[Begin Extracted records]
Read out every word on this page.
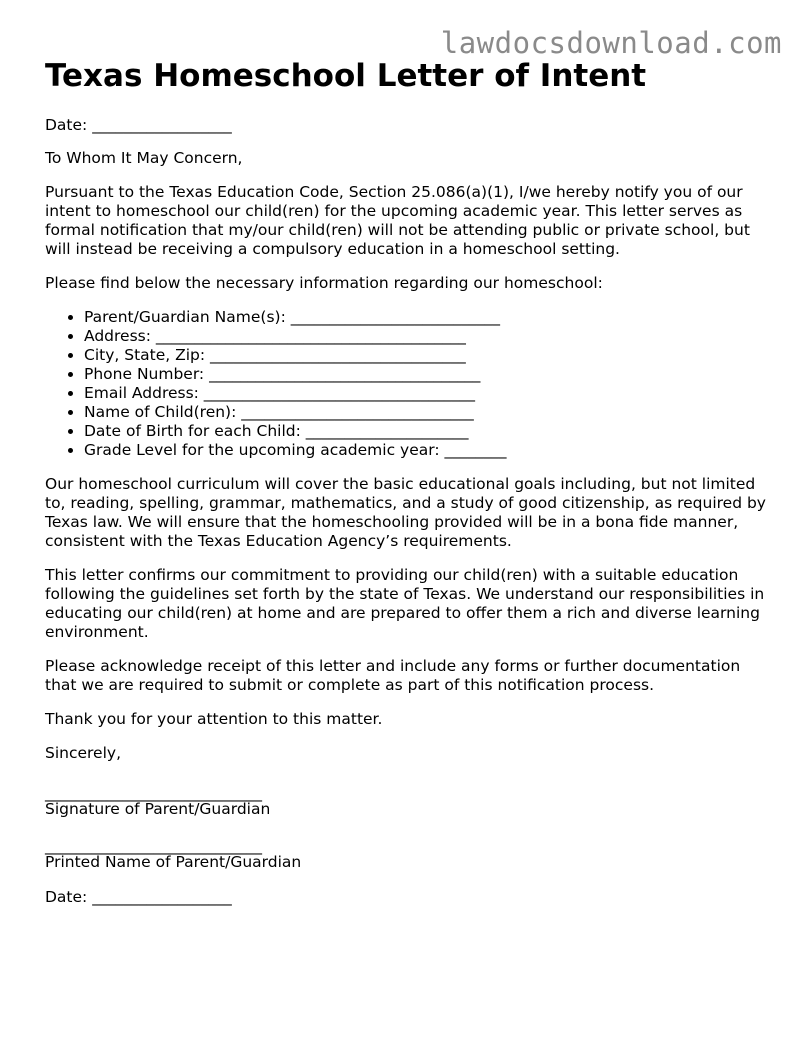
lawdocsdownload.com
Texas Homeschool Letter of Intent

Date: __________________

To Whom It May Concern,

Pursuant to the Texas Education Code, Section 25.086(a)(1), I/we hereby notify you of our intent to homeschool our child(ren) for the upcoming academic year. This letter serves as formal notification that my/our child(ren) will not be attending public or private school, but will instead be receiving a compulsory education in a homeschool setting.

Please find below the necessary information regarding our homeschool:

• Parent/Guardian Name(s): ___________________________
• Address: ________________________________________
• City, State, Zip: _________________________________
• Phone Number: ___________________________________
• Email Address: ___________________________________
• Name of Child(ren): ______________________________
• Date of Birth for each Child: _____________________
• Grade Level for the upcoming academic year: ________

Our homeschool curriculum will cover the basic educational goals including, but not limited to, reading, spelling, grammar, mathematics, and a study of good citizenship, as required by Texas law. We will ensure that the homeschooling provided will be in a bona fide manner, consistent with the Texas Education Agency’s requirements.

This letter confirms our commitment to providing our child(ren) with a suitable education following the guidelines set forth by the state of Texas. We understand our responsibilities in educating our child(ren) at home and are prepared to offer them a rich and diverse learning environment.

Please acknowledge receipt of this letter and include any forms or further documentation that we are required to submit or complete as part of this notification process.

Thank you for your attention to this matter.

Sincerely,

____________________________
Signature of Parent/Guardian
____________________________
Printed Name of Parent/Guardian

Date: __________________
[End Extracted records]
### Stated goal
Transcribe the records above exactly, omitting every picture they contain.

### Solution to this task
Read out every word on this page.
lawdocsdownload.com
Texas Homeschool Letter of Intent

Date: __________________

To Whom It May Concern,

Pursuant to the Texas Education Code, Section 25.086(a)(1), I/we hereby notify you of our intent to homeschool our child(ren) for the upcoming academic year. This letter serves as formal notification that my/our child(ren) will not be attending public or private school, but will instead be receiving a compulsory education in a homeschool setting.

Please find below the necessary information regarding our homeschool:

• Parent/Guardian Name(s): ___________________________
• Address: ________________________________________
• City, State, Zip: _________________________________
• Phone Number: ___________________________________
• Email Address: ___________________________________
• Name of Child(ren): ______________________________
• Date of Birth for each Child: _____________________
• Grade Level for the upcoming academic year: ________

Our homeschool curriculum will cover the basic educational goals including, but not limited to, reading, spelling, grammar, mathematics, and a study of good citizenship, as required by Texas law. We will ensure that the homeschooling provided will be in a bona fide manner, consistent with the Texas Education Agency’s requirements.

This letter confirms our commitment to providing our child(ren) with a suitable education following the guidelines set forth by the state of Texas. We understand our responsibilities in educating our child(ren) at home and are prepared to offer them a rich and diverse learning environment.

Please acknowledge receipt of this letter and include any forms or further documentation that we are required to submit or complete as part of this notification process.

Thank you for your attention to this matter.

Sincerely,

____________________________
Signature of Parent/Guardian
____________________________
Printed Name of Parent/Guardian

Date: __________________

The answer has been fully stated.